**Given passage:**
◇ ◇ ◇ ◇
The fact that traffic hindrance costs millions of hours in productivity and is terrible for the environment is lost on these ideologues. They have a simplistic goal of creating a downtown hipster’s Nirvana where the personal vehicles no longer exist and all folks walk to the local coffee collective together to read poetry while bills and taxes somehow magically pay themselves. If it means grossly exaggerating pedestrian incidents in the city, so be it.

All that being said, it certainly is a good thing to try and reduce pedestrian incidents on the streets even if the stats are already good. What we need to focus on though is what actually will work rather than what will hinder cars.

Below is a rather graphic video. It is a collection of pedestrians getting nailed by cars as they mindlessly walk out into busy streets. Many of these pedestrians were in crosswalks and were legally in the right. Alas, the law and a coat of white paint did not protect them from the law of physics and many have been grievously injured and killed.

 

The bottom line is that it is incumbent on pedestrians to pay attention to their surroundings because in a traffic incident, they clearly have the most to lose. It doesn’t matter what the damn law is and cracking down further on cars isn’t the answer if mitigation of actual accidents is truly the goal. We need to change that entrenched and entitled attitude that many pedestrians have where they seem to think that white paint can stop a car dead in it’s tracks.

To any drivers reading this, I know you have seen incidents where pedestrians simply stride into the street without pause or looking left and right as they know they are in a crosswalk. How many times have you had to slam on the brakes and think to your self “I sure am glad I wasn’t adjusting the heat in the car or something or I would have nailed that foolish son of a bitch”.

Hitting one of those crosswalk buttons to make the light flash does not bring cars and trucks to an immediate stop. It takes time for the lights to register, for the brakes to be applied and for the vehicle to stop. One of the things we need to do is change those lights so that they don’t immediately light up upon pushing the button.

I worked in Stillwater Oklahoma for a few months a few years back. It is a college town and at lunchtime or class breaks, the streets and walks are completely flooded with students. Despite this, traffic flowed rather well. The reason was that while there were countless light controlled pedestrian crossings, those lights did not turn on immediately when a pedestrian hit the button. The lights were much like traffic lights in general. The pedestrian would hit the button and wait. Within perhaps 30 seconds, the light would flash a warning to drivers and then would go red so that pedestrians could cross. This forced pedestrians to pause and pay attention. This also gave warning to drivers. On top of it all, it made things more efficient as 20-30 pedestrians would cross and then the light would change so that autos could move again. Otherwise we would see that endless stream of pedestrians that often frustrates drivers into unsafe actions and mires traffic for blocks.
◇ ◇ ◇ ◇
**Extracted entries:**

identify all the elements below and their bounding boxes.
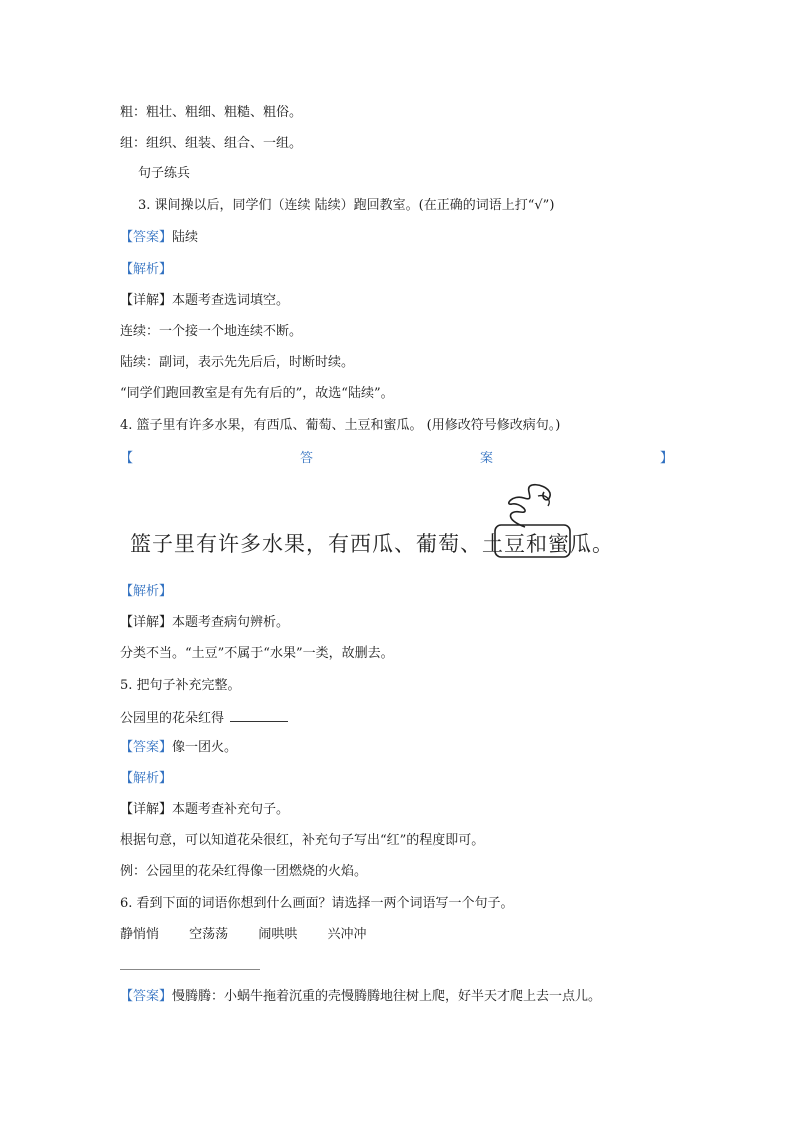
- detail-tag: 【详解】: [120, 615, 173, 630]
- bracket-open: 【: [120, 451, 134, 466]
- answer-text: 慢腾腾：小蜗牛拖着沉重的壳慢腾腾地往树上爬，好半天才爬上去一点儿。: [172, 989, 602, 1004]
- explanation-2: 陆续：副词，表示先先后后，时断时续。: [120, 355, 355, 370]
- answer-text: 陆续: [172, 230, 199, 245]
- analysis-tag-3: 【解析】: [120, 262, 173, 277]
- fill-blank: [230, 709, 288, 722]
- figure-sentence: 篮子里有许多水果，有西瓜、葡萄、土豆和蜜瓜。: [130, 532, 614, 556]
- word-2: 空荡荡: [189, 927, 229, 942]
- explanation-4: 分类不当。“土豆”不属于“水果”一类，故删去。: [120, 646, 394, 661]
- detail-3: [120, 293, 289, 309]
- word-list: [120, 927, 366, 943]
- answer-5: [120, 740, 237, 756]
- question-5: 5. 把句子补充完整。: [120, 678, 241, 693]
- text-line-cu: 粗：粗壮、粗细、粗糙、粗俗。: [120, 105, 303, 120]
- detail-text: 本题考查选词填空。: [172, 293, 290, 308]
- sentence-stem: 公园里的花朵红得: [120, 711, 225, 726]
- detail-text: 本题考查病句辨析。: [172, 615, 290, 630]
- answer-tag: 【答案】: [120, 989, 173, 1004]
- answer-tag: 【答案】: [120, 740, 173, 755]
- section-heading: 句子练兵: [138, 166, 191, 181]
- explanation-5: 根据句意，可以知道花朵很红，补充句子写出“红”的程度即可。: [120, 833, 485, 848]
- analysis-tag-4: 【解析】: [120, 584, 173, 599]
- explanation-3: “同学们跑回教室是有先有后的”，故选“陆续”。: [120, 386, 394, 401]
- divider-line: [120, 969, 260, 970]
- question-6: 6. 看到下面的词语你想到什么画面？请选择一两个词语写一个句子。: [120, 896, 514, 911]
- explanation-6: 例：公园里的花朵红得像一团燃烧的火焰。: [120, 864, 368, 879]
- answer-tag: 【答案】: [120, 230, 173, 245]
- detail-5: [120, 802, 289, 818]
- answer-header-4: [120, 447, 673, 465]
- answer-6: [120, 989, 601, 1005]
- answer-char-1: 答: [300, 451, 314, 466]
- analysis-tag-5: 【解析】: [120, 771, 173, 786]
- answer-char-2: 案: [480, 451, 494, 466]
- word-3: 闹哄哄: [258, 927, 298, 942]
- question-5-sentence: [120, 709, 288, 727]
- detail-text: 本题考查补充句子。: [172, 802, 290, 817]
- deletion-mark: [120, 480, 680, 580]
- detail-tag: 【详解】: [120, 802, 173, 817]
- answer-text: 像一团火。: [172, 740, 238, 755]
- detail-tag: 【详解】: [120, 293, 173, 308]
- correction-figure: [120, 480, 680, 580]
- detail-4: [120, 615, 289, 631]
- answer-3: [120, 230, 198, 246]
- bracket-close: 】: [660, 451, 674, 466]
- word-4: 兴冲冲: [327, 927, 367, 942]
- question-4: 4. 篮子里有许多水果，有西瓜、葡萄、土豆和蜜瓜。 (用修改符号修改病句。): [120, 418, 561, 433]
- word-1: 静悄悄: [120, 927, 160, 942]
- question-3: 3. 课间操以后，同学们（连续 陆续）跑回教室。(在正确的词语上打“√”): [138, 198, 555, 213]
- text-line-zu: 组：组织、组装、组合、一组。: [120, 136, 303, 151]
- explanation-1: 连续：一个接一个地连续不断。: [120, 324, 303, 339]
◇ ◇ ◇ ◇
**Request A:** According to the pedestrian-safety commentary, what things take time after someone presses a crosswalk button? List all of them.
**Request B:** Reproduce the portion of the pedestrian-safety commentary that begins with the words containing "All that being" and ends with "will hinder cars.".
**Request C:** Carry the pedestrian-safety commentary forward, starting right after its last sentence.

**Final result A:**
- For the lights to register
- For the brakes to be applied
- For the vehicle to stop

**Final result B:**
All that being said, it certainly is a good thing to try and reduce pedestrian incidents on the streets even if the stats are already good. What we need to focus on though is what actually will work rather than what will hinder cars.

**Final result C:**
Scramble crossings are another good idea to move large numbers of pedestrians with minimal impact on traffic. Like the lights in Stillwater though, they are only on for certain periods and pedestrians are not allowed in the roadways otherwise.

With uncontrolled crossings, there still is no substitute for pedestrian awareness and education. People need to look out before stepping into that damned street no matter how legally right they are. How can they assume that the driver coming down the road is paying attention? The price is too high to assume that the law will protect you.

Barney covered it well with children. It seems that the lesson didn’t stick into adulthood with many.

 

Law enforcement is still important of course. Drivers should be heavily ticketed for blowing through crosswalks and lights. It is terribly dangerous and should not be taken lightly.

That said, we need to see more crackdowns on jaywalking and dangerous pedestrian practices too. Many pedestrian accidents are fully the fault of the pedestrian.

More than anything though if we truly want to mitigate damage we need to look towards personal responsibility.

That means dropping the anti-auto rhetoric and seeking real solutions.

I don’t expect that from Calgary’s distorted transportation department soon unfortunately but perhaps we will see change after next year’s election.

In the meantime, don’t forget to look both ways….

 

Calgary’s 12 Ave bicycle track causing nearly 1/4 million extra driving hours per year for commuters

hipbike

The numbers are starting to come in from Calgary’s controversial and expensive bicycle track experiment and they aren’t pretty. Proponents highballed numbers claiming as many as 12,000 cycle commuters per day when pushing for the tracks. They then moved the goalposts to the more realistic couple thousand per day for a baseline when the tracks went in. Despite those number crunching efforts and an extremely mild winter, the cyclist numbers simply are not that impressive. The tiny but vocal cycle lobby has been sadly trying to cherry pick numbers such as a nearly insignificant uptick in female ridership in hopes of claiming success but it is falling on deaf ears for commuters tired of languishing in traffic only to see empty cycle lanes taking up parking and laneways.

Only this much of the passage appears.